Copy nothing but the text: repeat each entry exactly and drop the images.

──────── Entries provided ────────

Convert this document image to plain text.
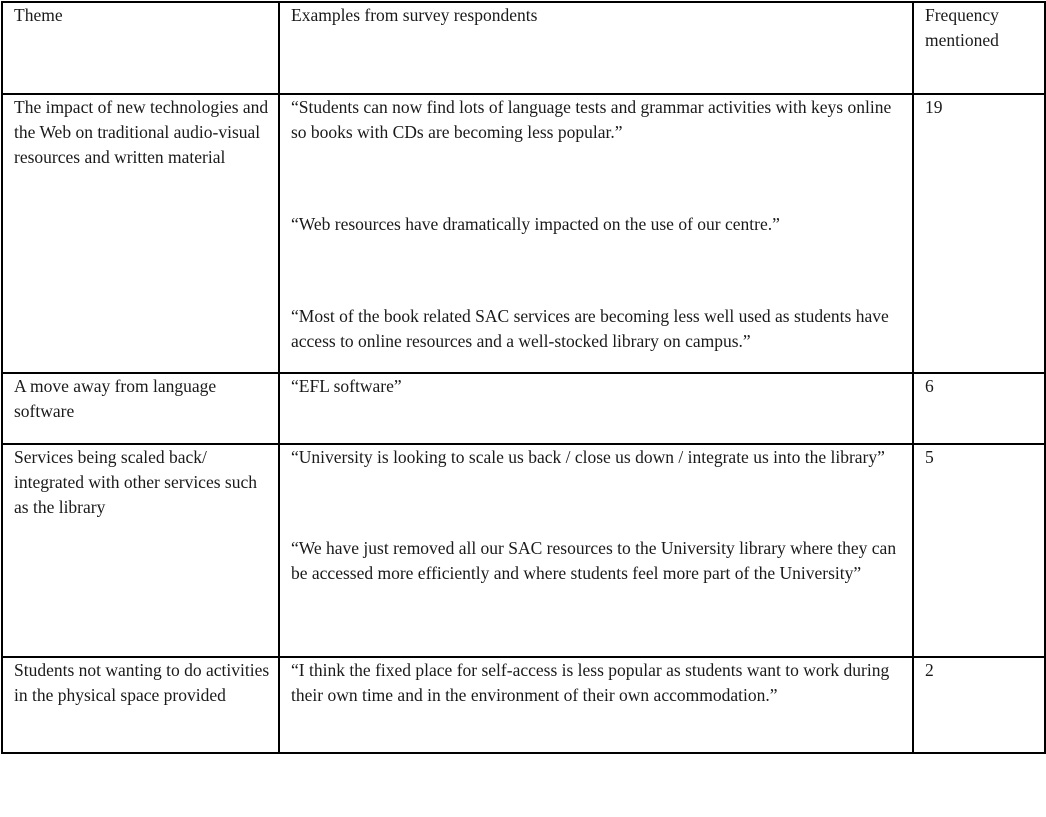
Theme	Examples from survey respondents	Frequency
mentioned

The impact of new technologies and the Web on traditional audio-visual resources and written material	“Students can now find lots of language tests and grammar activities with keys online so books with CDs are becoming less popular.”
“Web resources have dramatically impacted on the use of our centre.”
“Most of the book related SAC services are becoming less well used as students have access to online resources and a well-stocked library on campus.”	19

A move away from language software	“EFL software”	6

Services being scaled back/ integrated with other services such as the library	“University is looking to scale us back / close us down / integrate us into the library”
“We have just removed all our SAC resources to the University library where they can be accessed more efficiently and where students feel more part of the University”	5

Students not wanting to do activities in the physical space provided	“I think the fixed place for self-access is less popular as students want to work during their own time and in the environment of their own accommodation.”	2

────────

Task solution »
Convert this document image to plain text.
Theme	Examples from survey respondents	Frequency
mentioned

The impact of new technologies and the Web on traditional audio-visual resources and written material	“Students can now find lots of language tests and grammar activities with keys online so books with CDs are becoming less popular.”
“Web resources have dramatically impacted on the use of our centre.”
“Most of the book related SAC services are becoming less well used as students have access to online resources and a well-stocked library on campus.”	19

A move away from language software	“EFL software”	6

Services being scaled back/ integrated with other services such as the library	“University is looking to scale us back / close us down / integrate us into the library”
“We have just removed all our SAC resources to the University library where they can be accessed more efficiently and where students feel more part of the University”	5

Students not wanting to do activities in the physical space provided	“I think the fixed place for self-access is less popular as students want to work during their own time and in the environment of their own accommodation.”	2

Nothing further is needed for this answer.